» **WHAT THE EXERCISE ASKS**
Select and reproduce each line of the listing below that bears the string "toán".

» **RECORD SET**

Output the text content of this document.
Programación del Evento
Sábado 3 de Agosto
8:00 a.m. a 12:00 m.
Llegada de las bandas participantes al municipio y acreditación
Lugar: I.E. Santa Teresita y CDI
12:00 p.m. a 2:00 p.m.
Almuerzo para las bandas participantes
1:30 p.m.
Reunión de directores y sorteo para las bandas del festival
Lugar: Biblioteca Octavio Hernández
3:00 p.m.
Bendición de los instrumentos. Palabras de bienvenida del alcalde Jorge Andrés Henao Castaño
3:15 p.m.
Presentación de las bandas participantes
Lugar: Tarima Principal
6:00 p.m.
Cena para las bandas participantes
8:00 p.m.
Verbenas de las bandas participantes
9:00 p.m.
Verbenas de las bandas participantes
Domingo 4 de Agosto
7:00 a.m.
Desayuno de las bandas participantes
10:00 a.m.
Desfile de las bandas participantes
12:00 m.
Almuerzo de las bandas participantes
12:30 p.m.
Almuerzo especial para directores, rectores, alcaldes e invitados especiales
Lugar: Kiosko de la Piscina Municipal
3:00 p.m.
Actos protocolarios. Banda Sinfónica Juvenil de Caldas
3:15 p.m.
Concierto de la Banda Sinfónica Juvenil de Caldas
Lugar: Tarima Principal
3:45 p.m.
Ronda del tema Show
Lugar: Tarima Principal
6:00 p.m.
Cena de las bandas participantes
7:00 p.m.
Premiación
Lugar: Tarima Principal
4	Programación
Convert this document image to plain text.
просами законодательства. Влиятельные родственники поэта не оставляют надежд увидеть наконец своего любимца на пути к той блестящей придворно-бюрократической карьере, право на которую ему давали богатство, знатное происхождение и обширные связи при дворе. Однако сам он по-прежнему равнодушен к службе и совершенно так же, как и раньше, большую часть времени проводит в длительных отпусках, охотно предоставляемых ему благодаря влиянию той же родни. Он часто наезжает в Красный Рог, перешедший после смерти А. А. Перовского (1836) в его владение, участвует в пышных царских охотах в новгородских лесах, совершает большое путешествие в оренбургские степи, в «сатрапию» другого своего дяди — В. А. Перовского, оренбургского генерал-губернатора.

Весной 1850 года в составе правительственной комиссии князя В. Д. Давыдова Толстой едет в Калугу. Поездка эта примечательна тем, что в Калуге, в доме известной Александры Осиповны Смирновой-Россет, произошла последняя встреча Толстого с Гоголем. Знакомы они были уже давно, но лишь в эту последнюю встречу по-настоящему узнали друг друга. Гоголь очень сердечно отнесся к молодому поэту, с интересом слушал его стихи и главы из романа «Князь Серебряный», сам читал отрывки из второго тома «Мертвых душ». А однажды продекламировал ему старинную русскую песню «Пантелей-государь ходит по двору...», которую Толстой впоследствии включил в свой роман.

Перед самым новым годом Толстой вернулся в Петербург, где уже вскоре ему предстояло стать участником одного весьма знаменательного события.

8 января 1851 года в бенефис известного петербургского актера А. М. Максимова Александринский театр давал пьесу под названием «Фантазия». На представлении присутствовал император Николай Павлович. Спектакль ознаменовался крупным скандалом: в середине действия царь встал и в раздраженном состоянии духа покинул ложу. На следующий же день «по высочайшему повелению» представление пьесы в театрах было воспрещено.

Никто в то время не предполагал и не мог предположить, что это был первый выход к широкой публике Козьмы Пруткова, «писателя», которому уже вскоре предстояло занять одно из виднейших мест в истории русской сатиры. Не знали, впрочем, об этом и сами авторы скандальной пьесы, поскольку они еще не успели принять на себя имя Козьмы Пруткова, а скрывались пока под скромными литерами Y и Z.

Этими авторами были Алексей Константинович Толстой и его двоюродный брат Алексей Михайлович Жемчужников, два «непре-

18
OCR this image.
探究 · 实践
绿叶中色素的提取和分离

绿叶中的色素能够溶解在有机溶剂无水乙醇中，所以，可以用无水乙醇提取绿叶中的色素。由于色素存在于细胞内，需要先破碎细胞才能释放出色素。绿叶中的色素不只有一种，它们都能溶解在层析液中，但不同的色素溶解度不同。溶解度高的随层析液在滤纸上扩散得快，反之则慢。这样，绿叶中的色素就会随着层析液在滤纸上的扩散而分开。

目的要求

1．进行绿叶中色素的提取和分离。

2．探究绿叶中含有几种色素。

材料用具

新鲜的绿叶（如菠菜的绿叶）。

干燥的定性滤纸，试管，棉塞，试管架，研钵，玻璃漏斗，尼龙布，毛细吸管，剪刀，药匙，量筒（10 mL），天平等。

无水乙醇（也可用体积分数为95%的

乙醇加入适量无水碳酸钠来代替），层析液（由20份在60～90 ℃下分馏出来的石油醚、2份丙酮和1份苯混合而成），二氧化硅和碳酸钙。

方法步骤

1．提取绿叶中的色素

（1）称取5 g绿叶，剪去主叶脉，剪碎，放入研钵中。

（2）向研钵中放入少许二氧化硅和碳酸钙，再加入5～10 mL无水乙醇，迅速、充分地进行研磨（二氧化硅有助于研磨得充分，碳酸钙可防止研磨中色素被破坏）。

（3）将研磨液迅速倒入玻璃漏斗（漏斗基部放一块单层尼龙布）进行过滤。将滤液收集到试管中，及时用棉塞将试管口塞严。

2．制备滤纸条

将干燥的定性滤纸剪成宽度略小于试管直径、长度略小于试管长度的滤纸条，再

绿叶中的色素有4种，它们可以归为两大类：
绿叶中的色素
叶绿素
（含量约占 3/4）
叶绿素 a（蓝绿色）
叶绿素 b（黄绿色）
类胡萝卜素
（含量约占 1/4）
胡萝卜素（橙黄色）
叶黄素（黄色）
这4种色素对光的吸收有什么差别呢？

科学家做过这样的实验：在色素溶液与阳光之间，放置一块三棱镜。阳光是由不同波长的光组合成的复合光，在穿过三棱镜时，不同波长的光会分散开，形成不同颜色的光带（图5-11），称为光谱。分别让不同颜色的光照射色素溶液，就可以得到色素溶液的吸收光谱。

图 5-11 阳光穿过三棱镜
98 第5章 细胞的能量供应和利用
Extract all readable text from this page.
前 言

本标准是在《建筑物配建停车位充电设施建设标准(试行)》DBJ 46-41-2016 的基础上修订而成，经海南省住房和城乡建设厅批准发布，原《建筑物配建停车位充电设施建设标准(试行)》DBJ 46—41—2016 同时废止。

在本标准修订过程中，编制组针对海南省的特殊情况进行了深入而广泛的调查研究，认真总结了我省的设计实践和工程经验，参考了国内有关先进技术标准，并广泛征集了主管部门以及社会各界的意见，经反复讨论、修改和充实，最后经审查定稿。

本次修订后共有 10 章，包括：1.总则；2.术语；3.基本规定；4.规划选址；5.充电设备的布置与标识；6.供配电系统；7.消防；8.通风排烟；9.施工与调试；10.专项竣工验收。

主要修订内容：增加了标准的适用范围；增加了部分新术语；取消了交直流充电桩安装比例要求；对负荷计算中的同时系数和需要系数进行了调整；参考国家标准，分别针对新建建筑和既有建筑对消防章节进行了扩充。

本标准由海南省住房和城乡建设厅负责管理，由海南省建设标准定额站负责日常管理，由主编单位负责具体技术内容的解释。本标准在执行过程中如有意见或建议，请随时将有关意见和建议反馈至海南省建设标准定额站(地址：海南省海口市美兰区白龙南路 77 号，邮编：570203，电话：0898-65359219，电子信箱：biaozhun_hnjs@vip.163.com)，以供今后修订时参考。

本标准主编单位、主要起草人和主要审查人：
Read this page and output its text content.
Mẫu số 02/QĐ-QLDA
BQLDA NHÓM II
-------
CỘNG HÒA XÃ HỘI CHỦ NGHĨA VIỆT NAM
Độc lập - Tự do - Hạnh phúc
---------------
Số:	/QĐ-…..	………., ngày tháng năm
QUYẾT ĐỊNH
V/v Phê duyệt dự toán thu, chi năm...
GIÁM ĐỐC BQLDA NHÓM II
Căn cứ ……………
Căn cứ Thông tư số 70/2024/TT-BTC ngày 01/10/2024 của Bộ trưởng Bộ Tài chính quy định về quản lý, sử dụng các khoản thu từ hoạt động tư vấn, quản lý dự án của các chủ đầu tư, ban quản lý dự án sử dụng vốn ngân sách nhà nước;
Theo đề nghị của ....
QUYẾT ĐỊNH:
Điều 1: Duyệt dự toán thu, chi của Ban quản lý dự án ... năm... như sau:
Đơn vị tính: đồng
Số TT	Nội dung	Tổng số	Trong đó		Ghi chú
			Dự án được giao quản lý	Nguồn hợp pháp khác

» **COMPLETE OUTPUT**
V/v Phê duyệt dự toán thu, chi năm...
Điều 1: Duyệt dự toán thu, chi của Ban quản lý dự án ... năm... như sau:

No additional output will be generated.